- TO DO: Copy every line of the material below word for word.

-------- EXCERPTED DATA

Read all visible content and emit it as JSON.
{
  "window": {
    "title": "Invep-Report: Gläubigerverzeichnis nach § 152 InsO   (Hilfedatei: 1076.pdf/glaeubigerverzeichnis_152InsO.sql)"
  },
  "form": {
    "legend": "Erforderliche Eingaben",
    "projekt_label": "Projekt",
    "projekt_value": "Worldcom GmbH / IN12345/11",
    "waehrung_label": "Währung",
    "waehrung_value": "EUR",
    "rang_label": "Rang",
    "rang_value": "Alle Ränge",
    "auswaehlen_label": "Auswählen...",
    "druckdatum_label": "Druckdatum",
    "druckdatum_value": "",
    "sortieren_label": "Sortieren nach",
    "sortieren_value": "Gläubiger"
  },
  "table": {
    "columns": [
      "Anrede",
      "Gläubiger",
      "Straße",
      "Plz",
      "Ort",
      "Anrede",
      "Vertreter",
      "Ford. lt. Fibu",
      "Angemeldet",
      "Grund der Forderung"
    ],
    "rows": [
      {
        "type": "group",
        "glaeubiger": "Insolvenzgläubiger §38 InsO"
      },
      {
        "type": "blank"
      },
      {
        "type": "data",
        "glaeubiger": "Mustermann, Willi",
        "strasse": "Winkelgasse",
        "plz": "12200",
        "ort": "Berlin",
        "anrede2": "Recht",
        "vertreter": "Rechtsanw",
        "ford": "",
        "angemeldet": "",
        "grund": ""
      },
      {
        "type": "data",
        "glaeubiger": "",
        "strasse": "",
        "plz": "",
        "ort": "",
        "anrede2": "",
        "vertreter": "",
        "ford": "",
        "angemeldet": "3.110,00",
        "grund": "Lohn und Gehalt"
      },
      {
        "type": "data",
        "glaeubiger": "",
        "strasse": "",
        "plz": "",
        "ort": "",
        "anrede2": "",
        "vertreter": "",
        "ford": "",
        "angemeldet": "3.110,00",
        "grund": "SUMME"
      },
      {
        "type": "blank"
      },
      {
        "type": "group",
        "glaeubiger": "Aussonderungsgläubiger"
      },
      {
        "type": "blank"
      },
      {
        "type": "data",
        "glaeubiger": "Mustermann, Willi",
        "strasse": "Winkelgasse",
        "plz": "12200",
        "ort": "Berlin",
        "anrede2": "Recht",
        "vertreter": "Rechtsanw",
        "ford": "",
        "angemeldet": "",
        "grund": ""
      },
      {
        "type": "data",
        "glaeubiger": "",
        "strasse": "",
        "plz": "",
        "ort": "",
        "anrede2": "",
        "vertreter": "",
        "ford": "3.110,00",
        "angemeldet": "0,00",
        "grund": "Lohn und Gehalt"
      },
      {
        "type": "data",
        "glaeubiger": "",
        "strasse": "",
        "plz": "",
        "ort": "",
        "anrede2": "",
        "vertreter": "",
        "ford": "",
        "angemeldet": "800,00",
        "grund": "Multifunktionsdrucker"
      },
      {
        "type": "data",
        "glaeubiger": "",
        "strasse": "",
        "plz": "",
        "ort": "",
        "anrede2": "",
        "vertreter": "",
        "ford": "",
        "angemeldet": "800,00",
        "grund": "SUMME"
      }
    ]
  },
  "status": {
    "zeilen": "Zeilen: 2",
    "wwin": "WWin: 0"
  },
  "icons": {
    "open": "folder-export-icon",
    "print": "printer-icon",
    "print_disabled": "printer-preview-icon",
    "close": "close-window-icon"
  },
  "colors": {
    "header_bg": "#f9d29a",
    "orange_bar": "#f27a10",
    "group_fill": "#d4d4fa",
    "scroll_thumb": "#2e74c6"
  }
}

----------------

- RESULT:
Read all visible content and emit it as JSON.
{
  "window": {
    "title": "Invep-Report: Gläubigerverzeichnis nach § 152 InsO   (Hilfedatei: 1076.pdf/glaeubigerverzeichnis_152InsO.sql)"
  },
  "form": {
    "legend": "Erforderliche Eingaben",
    "projekt_label": "Projekt",
    "projekt_value": "Worldcom GmbH / IN12345/11",
    "waehrung_label": "Währung",
    "waehrung_value": "EUR",
    "rang_label": "Rang",
    "rang_value": "Alle Ränge",
    "auswaehlen_label": "Auswählen...",
    "druckdatum_label": "Druckdatum",
    "druckdatum_value": "",
    "sortieren_label": "Sortieren nach",
    "sortieren_value": "Gläubiger"
  },
  "table": {
    "columns": [
      "Anrede",
      "Gläubiger",
      "Straße",
      "Plz",
      "Ort",
      "Anrede",
      "Vertreter",
      "Ford. lt. Fibu",
      "Angemeldet",
      "Grund der Forderung"
    ],
    "rows": [
      {
        "type": "group",
        "glaeubiger": "Insolvenzgläubiger §38 InsO"
      },
      {
        "type": "blank"
      },
      {
        "type": "data",
        "glaeubiger": "Mustermann, Willi",
        "strasse": "Winkelgasse",
        "plz": "12200",
        "ort": "Berlin",
        "anrede2": "Recht",
        "vertreter": "Rechtsanw",
        "ford": "",
        "angemeldet": "",
        "grund": ""
      },
      {
        "type": "data",
        "glaeubiger": "",
        "strasse": "",
        "plz": "",
        "ort": "",
        "anrede2": "",
        "vertreter": "",
        "ford": "",
        "angemeldet": "3.110,00",
        "grund": "Lohn und Gehalt"
      },
      {
        "type": "data",
        "glaeubiger": "",
        "strasse": "",
        "plz": "",
        "ort": "",
        "anrede2": "",
        "vertreter": "",
        "ford": "",
        "angemeldet": "3.110,00",
        "grund": "SUMME"
      },
      {
        "type": "blank"
      },
      {
        "type": "group",
        "glaeubiger": "Aussonderungsgläubiger"
      },
      {
        "type": "blank"
      },
      {
        "type": "data",
        "glaeubiger": "Mustermann, Willi",
        "strasse": "Winkelgasse",
        "plz": "12200",
        "ort": "Berlin",
        "anrede2": "Recht",
        "vertreter": "Rechtsanw",
        "ford": "",
        "angemeldet": "",
        "grund": ""
      },
      {
        "type": "data",
        "glaeubiger": "",
        "strasse": "",
        "plz": "",
        "ort": "",
        "anrede2": "",
        "vertreter": "",
        "ford": "3.110,00",
        "angemeldet": "0,00",
        "grund": "Lohn und Gehalt"
      },
      {
        "type": "data",
        "glaeubiger": "",
        "strasse": "",
        "plz": "",
        "ort": "",
        "anrede2": "",
        "vertreter": "",
        "ford": "",
        "angemeldet": "800,00",
        "grund": "Multifunktionsdrucker"
      },
      {
        "type": "data",
        "glaeubiger": "",
        "strasse": "",
        "plz": "",
        "ort": "",
        "anrede2": "",
        "vertreter": "",
        "ford": "",
        "angemeldet": "800,00",
        "grund": "SUMME"
      }
    ]
  },
  "status": {
    "zeilen": "Zeilen: 2",
    "wwin": "WWin: 0"
  },
  "icons": {
    "open": "folder-export-icon",
    "print": "printer-icon",
    "print_disabled": "printer-preview-icon",
    "close": "close-window-icon"
  },
  "colors": {
    "header_bg": "#f9d29a",
    "orange_bar": "#f27a10",
    "group_fill": "#d4d4fa",
    "scroll_thumb": "#2e74c6"
  }
}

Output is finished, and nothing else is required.